#### Goal of the exercise:
Reproduce every record exactly as it appears, but not the pictures.

▼

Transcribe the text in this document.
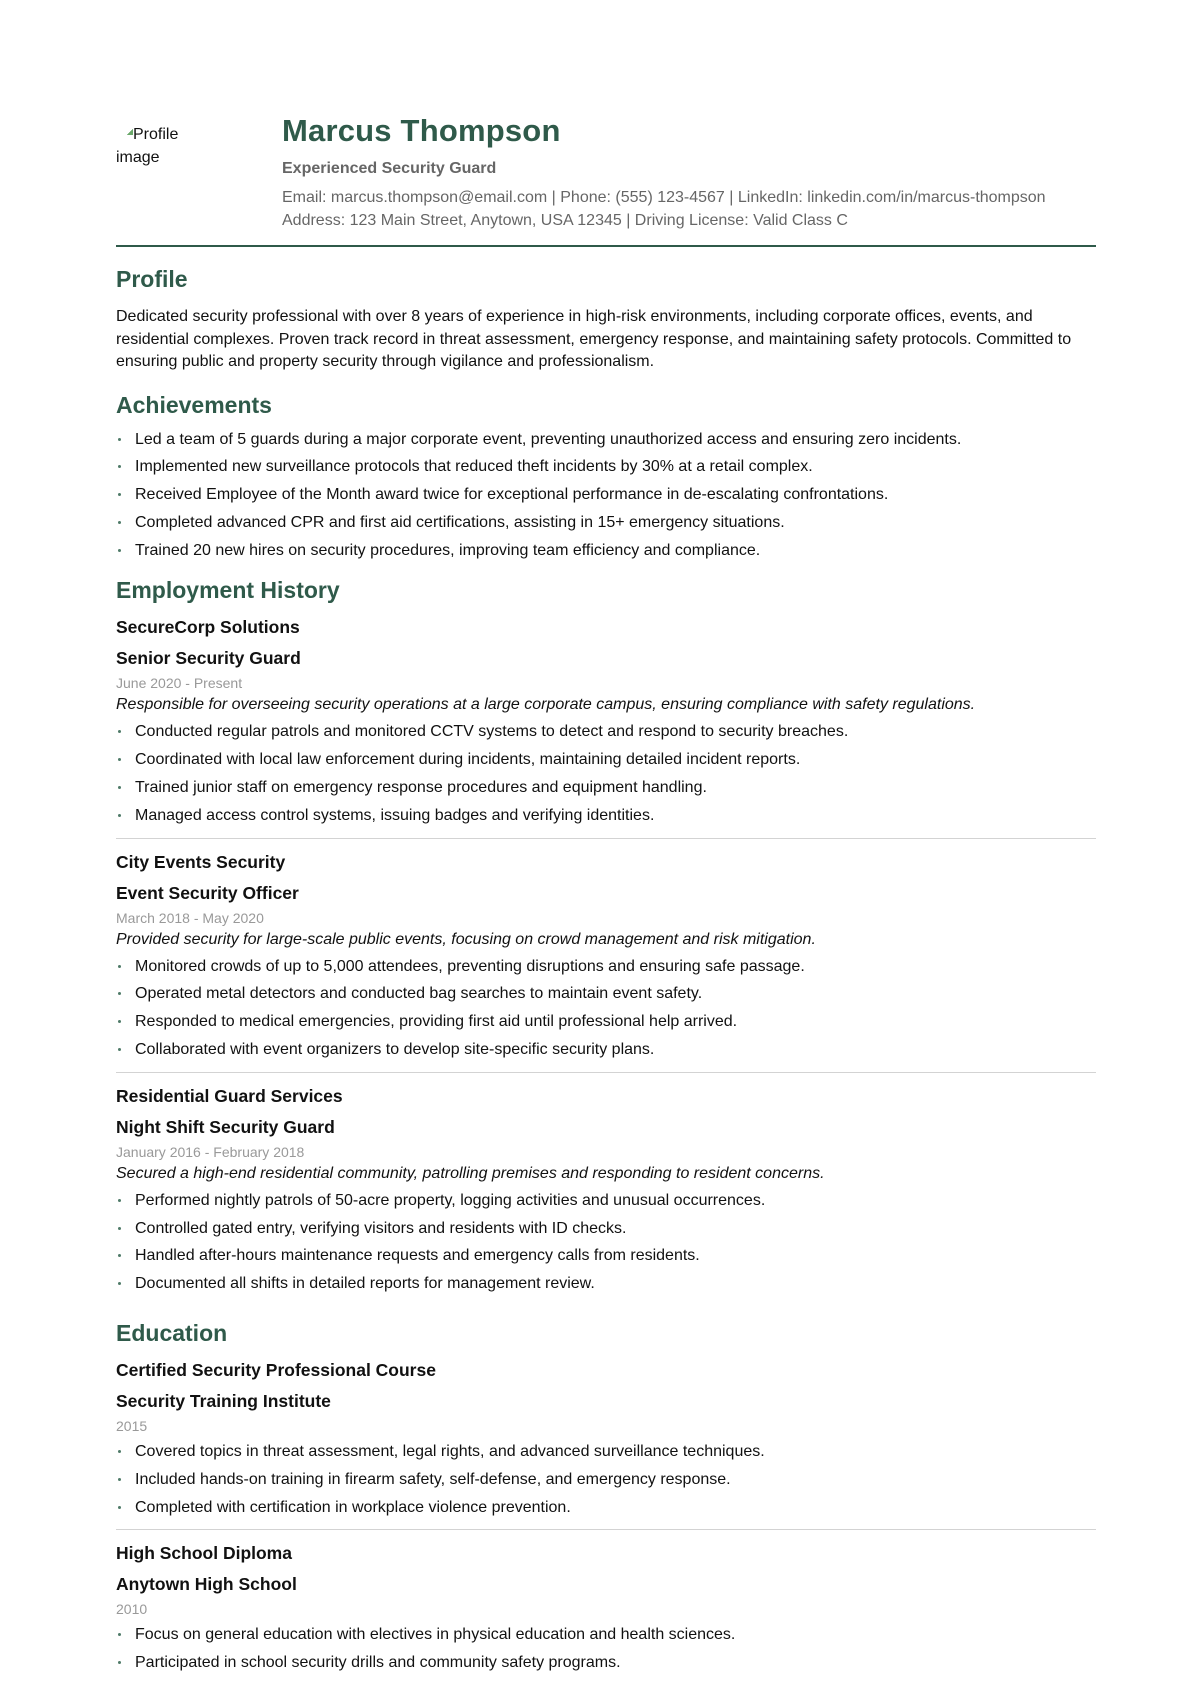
Profile
image
Marcus Thompson
Experienced Security Guard
Email: marcus.thompson@email.com | Phone: (555) 123-4567 | LinkedIn: linkedin.com/in/marcus-thompson
Address: 123 Main Street, Anytown, USA 12345 | Driving License: Valid Class C
Profile

Dedicated security professional with over 8 years of experience in high-risk environments, including corporate offices, events, and residential complexes. Proven track record in threat assessment, emergency response, and maintaining safety protocols. Committed to ensuring public and property security through vigilance and professionalism.

Achievements
Led a team of 5 guards during a major corporate event, preventing unauthorized access and ensuring zero incidents.
Implemented new surveillance protocols that reduced theft incidents by 30% at a retail complex.
Received Employee of the Month award twice for exceptional performance in de-escalating confrontations.
Completed advanced CPR and first aid certifications, assisting in 15+ emergency situations.
Trained 20 new hires on security procedures, improving team efficiency and compliance.
Employment History
SecureCorp Solutions
Senior Security Guard
June 2020 - Present
Responsible for overseeing security operations at a large corporate campus, ensuring compliance with safety regulations.
Conducted regular patrols and monitored CCTV systems to detect and respond to security breaches.
Coordinated with local law enforcement during incidents, maintaining detailed incident reports.
Trained junior staff on emergency response procedures and equipment handling.
Managed access control systems, issuing badges and verifying identities.
City Events Security
Event Security Officer
March 2018 - May 2020
Provided security for large-scale public events, focusing on crowd management and risk mitigation.
Monitored crowds of up to 5,000 attendees, preventing disruptions and ensuring safe passage.
Operated metal detectors and conducted bag searches to maintain event safety.
Responded to medical emergencies, providing first aid until professional help arrived.
Collaborated with event organizers to develop site-specific security plans.
Residential Guard Services
Night Shift Security Guard
January 2016 - February 2018
Secured a high-end residential community, patrolling premises and responding to resident concerns.
Performed nightly patrols of 50-acre property, logging activities and unusual occurrences.
Controlled gated entry, verifying visitors and residents with ID checks.
Handled after-hours maintenance requests and emergency calls from residents.
Documented all shifts in detailed reports for management review.
Education
Certified Security Professional Course
Security Training Institute
2015
Covered topics in threat assessment, legal rights, and advanced surveillance techniques.
Included hands-on training in firearm safety, self-defense, and emergency response.
Completed with certification in workplace violence prevention.
High School Diploma
Anytown High School
2010
Focus on general education with electives in physical education and health sciences.
Participated in school security drills and community safety programs.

▲

#### Task result:
Transcribe the text in this document.
Profile
image
Marcus Thompson
Experienced Security Guard
Email: marcus.thompson@email.com | Phone: (555) 123-4567 | LinkedIn: linkedin.com/in/marcus-thompson
Address: 123 Main Street, Anytown, USA 12345 | Driving License: Valid Class C
Profile

Dedicated security professional with over 8 years of experience in high-risk environments, including corporate offices, events, and residential complexes. Proven track record in threat assessment, emergency response, and maintaining safety protocols. Committed to ensuring public and property security through vigilance and professionalism.

Achievements
Led a team of 5 guards during a major corporate event, preventing unauthorized access and ensuring zero incidents.
Implemented new surveillance protocols that reduced theft incidents by 30% at a retail complex.
Received Employee of the Month award twice for exceptional performance in de-escalating confrontations.
Completed advanced CPR and first aid certifications, assisting in 15+ emergency situations.
Trained 20 new hires on security procedures, improving team efficiency and compliance.
Employment History
SecureCorp Solutions
Senior Security Guard
June 2020 - Present
Responsible for overseeing security operations at a large corporate campus, ensuring compliance with safety regulations.
Conducted regular patrols and monitored CCTV systems to detect and respond to security breaches.
Coordinated with local law enforcement during incidents, maintaining detailed incident reports.
Trained junior staff on emergency response procedures and equipment handling.
Managed access control systems, issuing badges and verifying identities.
City Events Security
Event Security Officer
March 2018 - May 2020
Provided security for large-scale public events, focusing on crowd management and risk mitigation.
Monitored crowds of up to 5,000 attendees, preventing disruptions and ensuring safe passage.
Operated metal detectors and conducted bag searches to maintain event safety.
Responded to medical emergencies, providing first aid until professional help arrived.
Collaborated with event organizers to develop site-specific security plans.
Residential Guard Services
Night Shift Security Guard
January 2016 - February 2018
Secured a high-end residential community, patrolling premises and responding to resident concerns.
Performed nightly patrols of 50-acre property, logging activities and unusual occurrences.
Controlled gated entry, verifying visitors and residents with ID checks.
Handled after-hours maintenance requests and emergency calls from residents.
Documented all shifts in detailed reports for management review.
Education
Certified Security Professional Course
Security Training Institute
2015
Covered topics in threat assessment, legal rights, and advanced surveillance techniques.
Included hands-on training in firearm safety, self-defense, and emergency response.
Completed with certification in workplace violence prevention.
High School Diploma
Anytown High School
2010
Focus on general education with electives in physical education and health sciences.
Participated in school security drills and community safety programs.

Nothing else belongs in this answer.